- RECORDS PROVIDED -
# # #
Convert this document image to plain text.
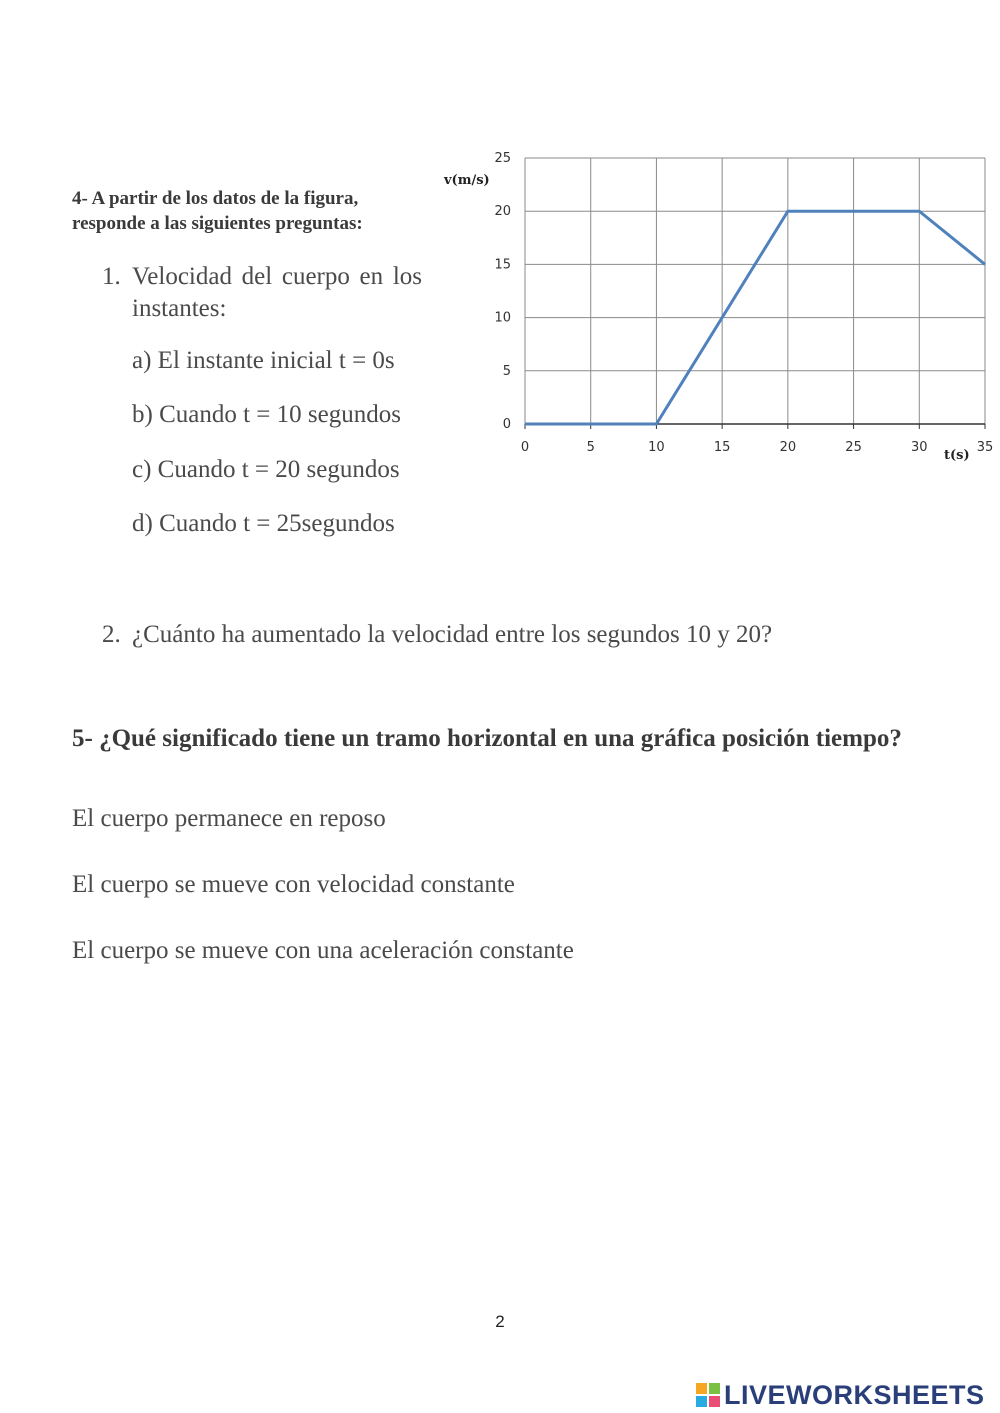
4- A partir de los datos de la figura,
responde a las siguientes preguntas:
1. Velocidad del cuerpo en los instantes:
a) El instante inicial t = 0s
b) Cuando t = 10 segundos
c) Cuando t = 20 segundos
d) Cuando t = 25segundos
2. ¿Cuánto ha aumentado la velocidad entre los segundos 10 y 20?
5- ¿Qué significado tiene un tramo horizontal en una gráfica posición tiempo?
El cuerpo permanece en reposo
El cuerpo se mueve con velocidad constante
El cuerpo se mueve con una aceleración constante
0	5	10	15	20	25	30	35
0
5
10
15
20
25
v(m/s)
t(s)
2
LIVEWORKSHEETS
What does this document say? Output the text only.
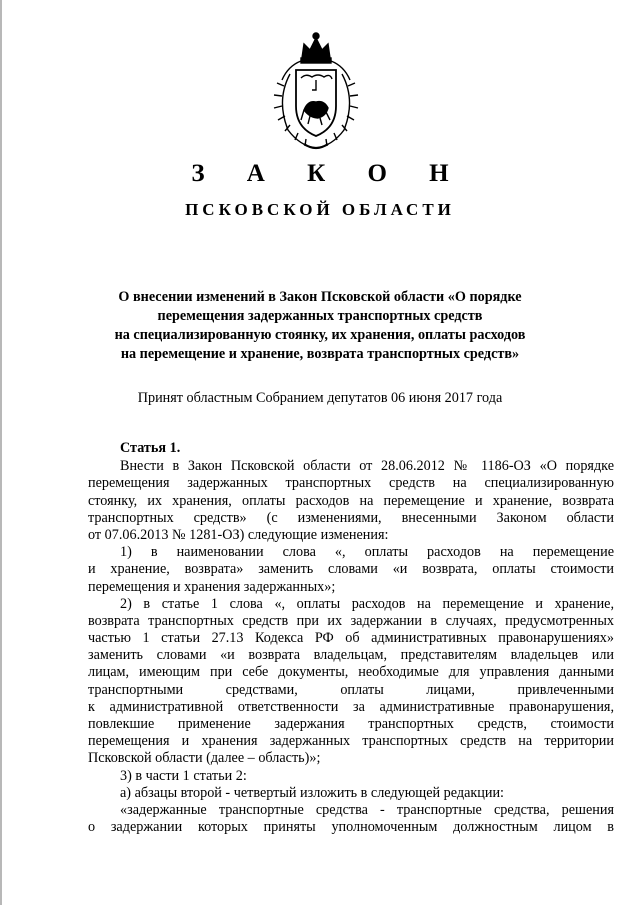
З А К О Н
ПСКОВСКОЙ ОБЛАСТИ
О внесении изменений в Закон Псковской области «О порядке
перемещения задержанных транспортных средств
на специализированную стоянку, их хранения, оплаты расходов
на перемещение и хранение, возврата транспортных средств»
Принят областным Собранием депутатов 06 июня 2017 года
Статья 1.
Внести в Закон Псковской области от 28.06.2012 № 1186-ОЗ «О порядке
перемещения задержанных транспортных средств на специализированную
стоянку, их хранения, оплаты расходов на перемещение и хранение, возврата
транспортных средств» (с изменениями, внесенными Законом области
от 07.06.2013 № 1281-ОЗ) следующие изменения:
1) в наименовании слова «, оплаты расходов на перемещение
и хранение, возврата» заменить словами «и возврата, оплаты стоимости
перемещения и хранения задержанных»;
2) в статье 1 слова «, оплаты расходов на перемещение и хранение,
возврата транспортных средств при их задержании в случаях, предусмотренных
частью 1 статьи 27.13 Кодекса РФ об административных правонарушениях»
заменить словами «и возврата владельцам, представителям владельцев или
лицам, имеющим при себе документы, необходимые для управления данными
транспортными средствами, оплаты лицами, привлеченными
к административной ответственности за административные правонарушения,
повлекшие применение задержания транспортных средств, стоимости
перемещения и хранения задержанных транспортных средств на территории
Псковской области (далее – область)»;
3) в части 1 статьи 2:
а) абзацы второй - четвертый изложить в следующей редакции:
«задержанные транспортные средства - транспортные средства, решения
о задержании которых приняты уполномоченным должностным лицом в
# # #
- WHAT IS ASKED -
From the entries, copy out each line containing the word "mueve".

- RESULT BELOW -
El cuerpo se mueve con velocidad constante
El cuerpo se mueve con una aceleración constante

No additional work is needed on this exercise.